Given request: Please copy the entries below verbatim, from the line containing "svg-text:21 Feb 2020: 21" through the line containing "svg-text:26779.3: 26779.3 xyxy=(659,91,706,106)", and give only that stretch.

** begin Information given **

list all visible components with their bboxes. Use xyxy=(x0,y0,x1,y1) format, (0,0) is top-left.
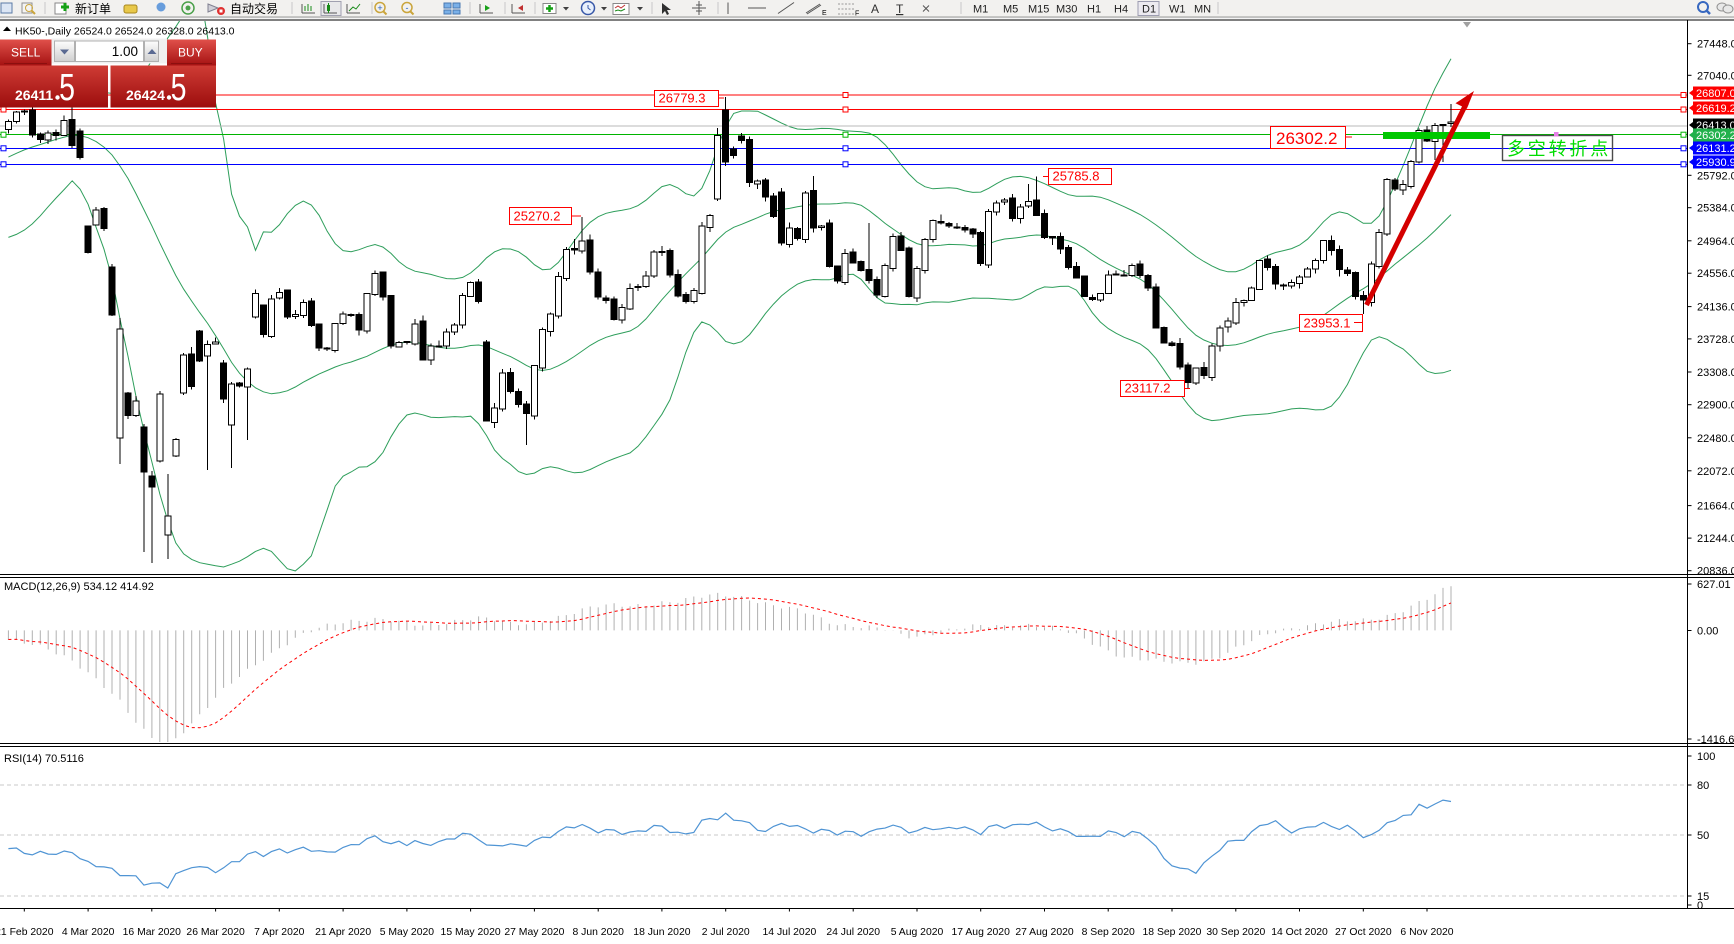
svg-text:21 Feb 2020: 21 Feb 2020 xyxy=(0,927,54,938)
svg-text:0.00: 0.00 xyxy=(1697,626,1718,638)
svg-text:25792.0: 25792.0 xyxy=(1697,170,1734,182)
svg-text:HK50-,Daily 26524.0 26524.0 2: HK50-,Daily 26524.0 26524.0 26328.0 2641… xyxy=(15,26,235,38)
svg-text:D1: D1 xyxy=(1142,4,1156,16)
svg-text:26779.3: 26779.3 xyxy=(659,91,706,106)
svg-text:21664.0: 21664.0 xyxy=(1697,501,1734,513)
svg-text:M30: M30 xyxy=(1056,4,1077,16)
svg-text:H1: H1 xyxy=(1087,4,1101,16)
svg-text:BUY: BUY xyxy=(178,46,203,60)
svg-text:8 Sep 2020: 8 Sep 2020 xyxy=(1082,927,1135,938)
svg-text:新订单: 新订单 xyxy=(75,1,111,16)
svg-text:25785.8: 25785.8 xyxy=(1053,169,1100,184)
svg-text:多空转折点: 多空转折点 xyxy=(1507,139,1611,159)
svg-text:5: 5 xyxy=(171,67,187,109)
svg-text:2 Jul 2020: 2 Jul 2020 xyxy=(702,927,750,938)
svg-text:7 Apr 2020: 7 Apr 2020 xyxy=(254,927,304,938)
svg-text:F: F xyxy=(855,11,859,18)
svg-text:22480.0: 22480.0 xyxy=(1697,433,1734,445)
svg-text:26619.2: 26619.2 xyxy=(1696,103,1734,115)
svg-text:18 Jun 2020: 18 Jun 2020 xyxy=(633,927,690,938)
svg-text:M15: M15 xyxy=(1028,4,1049,16)
svg-text:80: 80 xyxy=(1697,780,1709,792)
svg-text:21 Apr 2020: 21 Apr 2020 xyxy=(315,927,371,938)
svg-text:15: 15 xyxy=(1697,891,1709,903)
svg-text:26302.2: 26302.2 xyxy=(1276,129,1337,148)
svg-text:23728.0: 23728.0 xyxy=(1697,334,1734,346)
svg-text:M5: M5 xyxy=(1003,4,1018,16)
svg-text:22072.0: 22072.0 xyxy=(1697,466,1734,478)
svg-text:26 Mar 2020: 26 Mar 2020 xyxy=(186,927,245,938)
svg-text:+: + xyxy=(377,3,382,13)
svg-text:24964.0: 24964.0 xyxy=(1697,236,1734,248)
svg-text:24136.0: 24136.0 xyxy=(1697,302,1734,314)
svg-text:4 Mar 2020: 4 Mar 2020 xyxy=(62,927,115,938)
svg-text:26424: 26424 xyxy=(126,87,165,103)
svg-text:0: 0 xyxy=(1697,900,1703,912)
svg-text:8 Jun 2020: 8 Jun 2020 xyxy=(572,927,624,938)
svg-text:MN: MN xyxy=(1194,4,1211,16)
svg-text:17 Aug 2020: 17 Aug 2020 xyxy=(952,927,1011,938)
svg-text:M1: M1 xyxy=(973,4,988,16)
svg-text:1.00: 1.00 xyxy=(112,44,138,59)
svg-text:23953.1: 23953.1 xyxy=(1304,316,1351,331)
svg-text:23308.0: 23308.0 xyxy=(1697,367,1734,379)
svg-text:26411: 26411 xyxy=(15,87,53,103)
svg-text:14 Jul 2020: 14 Jul 2020 xyxy=(763,927,817,938)
svg-text:6 Nov 2020: 6 Nov 2020 xyxy=(1400,927,1453,938)
svg-text:15 May 2020: 15 May 2020 xyxy=(441,927,501,938)
svg-text:27 Aug 2020: 27 Aug 2020 xyxy=(1015,927,1074,938)
svg-text:23117.2: 23117.2 xyxy=(1125,381,1171,396)
svg-text:5 May 2020: 5 May 2020 xyxy=(380,927,435,938)
svg-text:T: T xyxy=(896,2,904,16)
svg-text:SELL: SELL xyxy=(11,46,41,60)
svg-text:26302.2: 26302.2 xyxy=(1696,130,1734,142)
svg-text:18 Sep 2020: 18 Sep 2020 xyxy=(1143,927,1202,938)
svg-text:25384.0: 25384.0 xyxy=(1697,203,1734,215)
svg-text:MACD(12,26,9) 534.12 414.92: MACD(12,26,9) 534.12 414.92 xyxy=(4,581,154,593)
svg-text:W1: W1 xyxy=(1169,4,1186,16)
svg-text:20836.0: 20836.0 xyxy=(1697,566,1734,578)
svg-text:自动交易: 自动交易 xyxy=(230,1,278,16)
svg-text:-1416.66: -1416.66 xyxy=(1697,734,1734,746)
svg-text:100: 100 xyxy=(1697,751,1715,763)
svg-text:21244.0: 21244.0 xyxy=(1697,533,1734,545)
svg-text:E: E xyxy=(822,10,827,17)
svg-text:24556.0: 24556.0 xyxy=(1697,268,1734,280)
svg-text:25270.2: 25270.2 xyxy=(514,209,561,224)
svg-text:25930.9: 25930.9 xyxy=(1696,157,1734,169)
svg-text:26807.0: 26807.0 xyxy=(1696,88,1734,100)
svg-text:RSI(14) 70.5116: RSI(14) 70.5116 xyxy=(4,753,84,765)
svg-text:30 Sep 2020: 30 Sep 2020 xyxy=(1206,927,1265,938)
svg-text:5: 5 xyxy=(59,67,75,109)
svg-text:24 Jul 2020: 24 Jul 2020 xyxy=(826,927,880,938)
svg-text:-: - xyxy=(406,3,409,13)
svg-text:22900.0: 22900.0 xyxy=(1697,400,1734,412)
svg-text:627.01: 627.01 xyxy=(1697,579,1731,591)
svg-text:27040.0: 27040.0 xyxy=(1697,70,1734,82)
svg-text:A: A xyxy=(871,2,879,16)
svg-text:27 Oct 2020: 27 Oct 2020 xyxy=(1335,927,1392,938)
svg-text:27 May 2020: 27 May 2020 xyxy=(504,927,564,938)
svg-text:16 Mar 2020: 16 Mar 2020 xyxy=(123,927,182,938)
svg-text:26131.2: 26131.2 xyxy=(1696,143,1734,155)
svg-text:5 Aug 2020: 5 Aug 2020 xyxy=(891,927,944,938)
svg-text:H4: H4 xyxy=(1114,4,1128,16)
svg-text:14 Oct 2020: 14 Oct 2020 xyxy=(1271,927,1328,938)
svg-text:50: 50 xyxy=(1697,830,1709,842)
svg-text:27448.0: 27448.0 xyxy=(1697,39,1734,51)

** end Information given **

Final answer:
svg-text:21 Feb 2020: 21 Feb 2020 xyxy=(0,927,54,938)
svg-text:0.00: 0.00 xyxy=(1697,626,1718,638)
svg-text:25792.0: 25792.0 xyxy=(1697,170,1734,182)
svg-text:HK50-,Daily 26524.0 26524.0 2: HK50-,Daily 26524.0 26524.0 26328.0 2641… xyxy=(15,26,235,38)
svg-text:D1: D1 xyxy=(1142,4,1156,16)
svg-text:26779.3: 26779.3 xyxy=(659,91,706,106)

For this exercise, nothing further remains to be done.